■ WHAT THE EXERCISE ASKS:
Write out all of the data exactly as it appears.

-------- DATA FOR PROCESSING

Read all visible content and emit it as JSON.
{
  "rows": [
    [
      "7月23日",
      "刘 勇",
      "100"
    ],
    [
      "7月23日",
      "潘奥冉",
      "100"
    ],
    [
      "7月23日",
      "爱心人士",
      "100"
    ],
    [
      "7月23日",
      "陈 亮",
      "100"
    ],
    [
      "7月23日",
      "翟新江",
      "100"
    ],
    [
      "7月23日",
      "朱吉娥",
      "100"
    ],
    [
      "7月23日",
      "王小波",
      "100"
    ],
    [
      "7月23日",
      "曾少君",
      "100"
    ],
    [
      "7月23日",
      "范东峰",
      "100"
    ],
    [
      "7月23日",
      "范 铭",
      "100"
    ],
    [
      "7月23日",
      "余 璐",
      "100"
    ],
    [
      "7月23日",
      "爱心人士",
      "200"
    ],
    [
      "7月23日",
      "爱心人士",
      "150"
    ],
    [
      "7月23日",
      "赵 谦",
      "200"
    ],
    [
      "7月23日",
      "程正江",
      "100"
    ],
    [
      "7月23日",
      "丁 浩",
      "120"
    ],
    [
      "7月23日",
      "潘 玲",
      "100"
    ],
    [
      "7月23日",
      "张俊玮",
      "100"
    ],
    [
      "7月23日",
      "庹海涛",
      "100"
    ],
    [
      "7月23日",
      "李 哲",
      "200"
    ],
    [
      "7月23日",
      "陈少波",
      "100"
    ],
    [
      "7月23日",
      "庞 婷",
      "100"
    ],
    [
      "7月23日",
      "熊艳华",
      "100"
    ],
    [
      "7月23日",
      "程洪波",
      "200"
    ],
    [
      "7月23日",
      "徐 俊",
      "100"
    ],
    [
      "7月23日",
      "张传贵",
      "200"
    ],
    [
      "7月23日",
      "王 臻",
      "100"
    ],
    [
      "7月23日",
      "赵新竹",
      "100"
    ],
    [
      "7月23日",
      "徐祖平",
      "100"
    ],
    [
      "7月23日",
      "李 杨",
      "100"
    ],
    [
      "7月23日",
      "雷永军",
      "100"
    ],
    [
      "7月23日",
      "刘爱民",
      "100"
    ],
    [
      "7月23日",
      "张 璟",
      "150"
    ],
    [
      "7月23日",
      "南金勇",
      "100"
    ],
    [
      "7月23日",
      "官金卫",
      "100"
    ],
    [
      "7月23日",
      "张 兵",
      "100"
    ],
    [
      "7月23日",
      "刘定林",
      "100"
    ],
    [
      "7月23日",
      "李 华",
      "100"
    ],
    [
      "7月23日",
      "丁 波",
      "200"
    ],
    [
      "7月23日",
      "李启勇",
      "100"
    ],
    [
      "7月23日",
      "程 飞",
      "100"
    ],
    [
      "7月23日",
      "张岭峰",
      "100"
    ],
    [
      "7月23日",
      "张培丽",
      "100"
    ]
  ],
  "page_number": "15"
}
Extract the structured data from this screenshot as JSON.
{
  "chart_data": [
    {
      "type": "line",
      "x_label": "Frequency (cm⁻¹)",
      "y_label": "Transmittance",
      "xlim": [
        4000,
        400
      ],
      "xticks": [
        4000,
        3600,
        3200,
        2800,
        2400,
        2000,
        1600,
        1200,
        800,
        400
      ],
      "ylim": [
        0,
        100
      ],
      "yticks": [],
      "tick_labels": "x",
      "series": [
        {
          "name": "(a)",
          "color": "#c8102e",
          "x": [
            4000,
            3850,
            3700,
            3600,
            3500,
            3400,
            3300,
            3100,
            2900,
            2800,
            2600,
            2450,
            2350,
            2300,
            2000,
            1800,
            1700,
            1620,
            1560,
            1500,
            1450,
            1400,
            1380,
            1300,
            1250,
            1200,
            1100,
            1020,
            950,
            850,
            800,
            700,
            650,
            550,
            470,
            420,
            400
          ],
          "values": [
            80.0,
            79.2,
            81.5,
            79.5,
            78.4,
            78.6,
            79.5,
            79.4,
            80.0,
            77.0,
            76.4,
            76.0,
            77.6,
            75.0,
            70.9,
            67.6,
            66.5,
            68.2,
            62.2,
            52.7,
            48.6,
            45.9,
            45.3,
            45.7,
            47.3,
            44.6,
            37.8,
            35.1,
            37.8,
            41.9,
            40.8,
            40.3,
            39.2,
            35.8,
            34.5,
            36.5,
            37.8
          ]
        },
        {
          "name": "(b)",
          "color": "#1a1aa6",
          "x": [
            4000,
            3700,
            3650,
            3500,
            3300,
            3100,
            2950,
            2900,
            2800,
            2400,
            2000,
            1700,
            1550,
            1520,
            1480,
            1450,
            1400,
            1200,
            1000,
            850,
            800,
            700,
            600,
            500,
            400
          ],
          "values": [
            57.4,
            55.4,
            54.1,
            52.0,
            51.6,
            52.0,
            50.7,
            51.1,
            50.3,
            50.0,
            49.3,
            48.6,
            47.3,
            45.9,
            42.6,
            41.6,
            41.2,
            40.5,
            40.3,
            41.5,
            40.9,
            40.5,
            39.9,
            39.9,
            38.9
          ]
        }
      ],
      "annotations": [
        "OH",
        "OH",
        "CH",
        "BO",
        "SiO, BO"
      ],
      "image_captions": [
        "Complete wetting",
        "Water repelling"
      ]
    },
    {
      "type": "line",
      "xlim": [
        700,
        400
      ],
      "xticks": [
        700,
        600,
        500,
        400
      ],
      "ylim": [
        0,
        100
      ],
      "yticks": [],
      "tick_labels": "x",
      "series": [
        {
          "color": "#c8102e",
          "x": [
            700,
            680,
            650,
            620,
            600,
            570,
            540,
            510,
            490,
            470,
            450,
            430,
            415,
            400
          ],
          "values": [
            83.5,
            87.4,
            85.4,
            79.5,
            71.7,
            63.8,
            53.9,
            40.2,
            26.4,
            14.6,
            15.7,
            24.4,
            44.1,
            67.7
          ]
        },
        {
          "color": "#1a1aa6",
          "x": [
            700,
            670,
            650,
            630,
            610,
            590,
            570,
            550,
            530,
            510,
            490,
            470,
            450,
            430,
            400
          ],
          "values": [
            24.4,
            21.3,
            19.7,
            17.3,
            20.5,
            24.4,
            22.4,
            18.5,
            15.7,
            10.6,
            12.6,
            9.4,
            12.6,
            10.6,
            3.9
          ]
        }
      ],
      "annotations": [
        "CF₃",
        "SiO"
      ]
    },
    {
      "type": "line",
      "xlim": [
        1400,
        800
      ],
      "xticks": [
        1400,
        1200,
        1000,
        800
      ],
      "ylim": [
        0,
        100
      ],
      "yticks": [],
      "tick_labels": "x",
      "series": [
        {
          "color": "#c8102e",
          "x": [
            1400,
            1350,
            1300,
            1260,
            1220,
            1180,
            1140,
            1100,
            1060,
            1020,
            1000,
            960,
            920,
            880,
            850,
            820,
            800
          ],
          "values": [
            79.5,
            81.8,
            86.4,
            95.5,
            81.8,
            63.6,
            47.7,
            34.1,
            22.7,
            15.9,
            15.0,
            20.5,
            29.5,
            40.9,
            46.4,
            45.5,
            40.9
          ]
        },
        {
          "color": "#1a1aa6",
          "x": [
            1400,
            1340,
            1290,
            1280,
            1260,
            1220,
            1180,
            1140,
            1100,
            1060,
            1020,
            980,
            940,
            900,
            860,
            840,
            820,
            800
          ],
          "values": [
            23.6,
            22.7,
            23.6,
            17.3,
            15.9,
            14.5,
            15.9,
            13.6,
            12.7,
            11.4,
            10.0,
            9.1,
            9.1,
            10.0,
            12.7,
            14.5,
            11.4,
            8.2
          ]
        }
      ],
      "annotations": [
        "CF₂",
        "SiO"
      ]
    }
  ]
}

----------------

■ EXERCISE OUTPUT:
Read all visible content and emit it as JSON.
{
  "rows": [
    [
      "7月23日",
      "刘 勇",
      "100"
    ],
    [
      "7月23日",
      "潘奥冉",
      "100"
    ],
    [
      "7月23日",
      "爱心人士",
      "100"
    ],
    [
      "7月23日",
      "陈 亮",
      "100"
    ],
    [
      "7月23日",
      "翟新江",
      "100"
    ],
    [
      "7月23日",
      "朱吉娥",
      "100"
    ],
    [
      "7月23日",
      "王小波",
      "100"
    ],
    [
      "7月23日",
      "曾少君",
      "100"
    ],
    [
      "7月23日",
      "范东峰",
      "100"
    ],
    [
      "7月23日",
      "范 铭",
      "100"
    ],
    [
      "7月23日",
      "余 璐",
      "100"
    ],
    [
      "7月23日",
      "爱心人士",
      "200"
    ],
    [
      "7月23日",
      "爱心人士",
      "150"
    ],
    [
      "7月23日",
      "赵 谦",
      "200"
    ],
    [
      "7月23日",
      "程正江",
      "100"
    ],
    [
      "7月23日",
      "丁 浩",
      "120"
    ],
    [
      "7月23日",
      "潘 玲",
      "100"
    ],
    [
      "7月23日",
      "张俊玮",
      "100"
    ],
    [
      "7月23日",
      "庹海涛",
      "100"
    ],
    [
      "7月23日",
      "李 哲",
      "200"
    ],
    [
      "7月23日",
      "陈少波",
      "100"
    ],
    [
      "7月23日",
      "庞 婷",
      "100"
    ],
    [
      "7月23日",
      "熊艳华",
      "100"
    ],
    [
      "7月23日",
      "程洪波",
      "200"
    ],
    [
      "7月23日",
      "徐 俊",
      "100"
    ],
    [
      "7月23日",
      "张传贵",
      "200"
    ],
    [
      "7月23日",
      "王 臻",
      "100"
    ],
    [
      "7月23日",
      "赵新竹",
      "100"
    ],
    [
      "7月23日",
      "徐祖平",
      "100"
    ],
    [
      "7月23日",
      "李 杨",
      "100"
    ],
    [
      "7月23日",
      "雷永军",
      "100"
    ],
    [
      "7月23日",
      "刘爱民",
      "100"
    ],
    [
      "7月23日",
      "张 璟",
      "150"
    ],
    [
      "7月23日",
      "南金勇",
      "100"
    ],
    [
      "7月23日",
      "官金卫",
      "100"
    ],
    [
      "7月23日",
      "张 兵",
      "100"
    ],
    [
      "7月23日",
      "刘定林",
      "100"
    ],
    [
      "7月23日",
      "李 华",
      "100"
    ],
    [
      "7月23日",
      "丁 波",
      "200"
    ],
    [
      "7月23日",
      "李启勇",
      "100"
    ],
    [
      "7月23日",
      "程 飞",
      "100"
    ],
    [
      "7月23日",
      "张岭峰",
      "100"
    ],
    [
      "7月23日",
      "张培丽",
      "100"
    ]
  ],
  "page_number": "15"
}
Extract the structured data from this screenshot as JSON.
{
  "chart_data": [
    {
      "type": "line",
      "x_label": "Frequency (cm⁻¹)",
      "y_label": "Transmittance",
      "xlim": [
        4000,
        400
      ],
      "xticks": [
        4000,
        3600,
        3200,
        2800,
        2400,
        2000,
        1600,
        1200,
        800,
        400
      ],
      "ylim": [
        0,
        100
      ],
      "yticks": [],
      "tick_labels": "x",
      "series": [
        {
          "name": "(a)",
          "color": "#c8102e",
          "x": [
            4000,
            3850,
            3700,
            3600,
            3500,
            3400,
            3300,
            3100,
            2900,
            2800,
            2600,
            2450,
            2350,
            2300,
            2000,
            1800,
            1700,
            1620,
            1560,
            1500,
            1450,
            1400,
            1380,
            1300,
            1250,
            1200,
            1100,
            1020,
            950,
            850,
            800,
            700,
            650,
            550,
            470,
            420,
            400
          ],
          "values": [
            80.0,
            79.2,
            81.5,
            79.5,
            78.4,
            78.6,
            79.5,
            79.4,
            80.0,
            77.0,
            76.4,
            76.0,
            77.6,
            75.0,
            70.9,
            67.6,
            66.5,
            68.2,
            62.2,
            52.7,
            48.6,
            45.9,
            45.3,
            45.7,
            47.3,
            44.6,
            37.8,
            35.1,
            37.8,
            41.9,
            40.8,
            40.3,
            39.2,
            35.8,
            34.5,
            36.5,
            37.8
          ]
        },
        {
          "name": "(b)",
          "color": "#1a1aa6",
          "x": [
            4000,
            3700,
            3650,
            3500,
            3300,
            3100,
            2950,
            2900,
            2800,
            2400,
            2000,
            1700,
            1550,
            1520,
            1480,
            1450,
            1400,
            1200,
            1000,
            850,
            800,
            700,
            600,
            500,
            400
          ],
          "values": [
            57.4,
            55.4,
            54.1,
            52.0,
            51.6,
            52.0,
            50.7,
            51.1,
            50.3,
            50.0,
            49.3,
            48.6,
            47.3,
            45.9,
            42.6,
            41.6,
            41.2,
            40.5,
            40.3,
            41.5,
            40.9,
            40.5,
            39.9,
            39.9,
            38.9
          ]
        }
      ],
      "annotations": [
        "OH",
        "OH",
        "CH",
        "BO",
        "SiO, BO"
      ],
      "image_captions": [
        "Complete wetting",
        "Water repelling"
      ]
    },
    {
      "type": "line",
      "xlim": [
        700,
        400
      ],
      "xticks": [
        700,
        600,
        500,
        400
      ],
      "ylim": [
        0,
        100
      ],
      "yticks": [],
      "tick_labels": "x",
      "series": [
        {
          "color": "#c8102e",
          "x": [
            700,
            680,
            650,
            620,
            600,
            570,
            540,
            510,
            490,
            470,
            450,
            430,
            415,
            400
          ],
          "values": [
            83.5,
            87.4,
            85.4,
            79.5,
            71.7,
            63.8,
            53.9,
            40.2,
            26.4,
            14.6,
            15.7,
            24.4,
            44.1,
            67.7
          ]
        },
        {
          "color": "#1a1aa6",
          "x": [
            700,
            670,
            650,
            630,
            610,
            590,
            570,
            550,
            530,
            510,
            490,
            470,
            450,
            430,
            400
          ],
          "values": [
            24.4,
            21.3,
            19.7,
            17.3,
            20.5,
            24.4,
            22.4,
            18.5,
            15.7,
            10.6,
            12.6,
            9.4,
            12.6,
            10.6,
            3.9
          ]
        }
      ],
      "annotations": [
        "CF₃",
        "SiO"
      ]
    },
    {
      "type": "line",
      "xlim": [
        1400,
        800
      ],
      "xticks": [
        1400,
        1200,
        1000,
        800
      ],
      "ylim": [
        0,
        100
      ],
      "yticks": [],
      "tick_labels": "x",
      "series": [
        {
          "color": "#c8102e",
          "x": [
            1400,
            1350,
            1300,
            1260,
            1220,
            1180,
            1140,
            1100,
            1060,
            1020,
            1000,
            960,
            920,
            880,
            850,
            820,
            800
          ],
          "values": [
            79.5,
            81.8,
            86.4,
            95.5,
            81.8,
            63.6,
            47.7,
            34.1,
            22.7,
            15.9,
            15.0,
            20.5,
            29.5,
            40.9,
            46.4,
            45.5,
            40.9
          ]
        },
        {
          "color": "#1a1aa6",
          "x": [
            1400,
            1340,
            1290,
            1280,
            1260,
            1220,
            1180,
            1140,
            1100,
            1060,
            1020,
            980,
            940,
            900,
            860,
            840,
            820,
            800
          ],
          "values": [
            23.6,
            22.7,
            23.6,
            17.3,
            15.9,
            14.5,
            15.9,
            13.6,
            12.7,
            11.4,
            10.0,
            9.1,
            9.1,
            10.0,
            12.7,
            14.5,
            11.4,
            8.2
          ]
        }
      ],
      "annotations": [
        "CF₂",
        "SiO"
      ]
    }
  ]
}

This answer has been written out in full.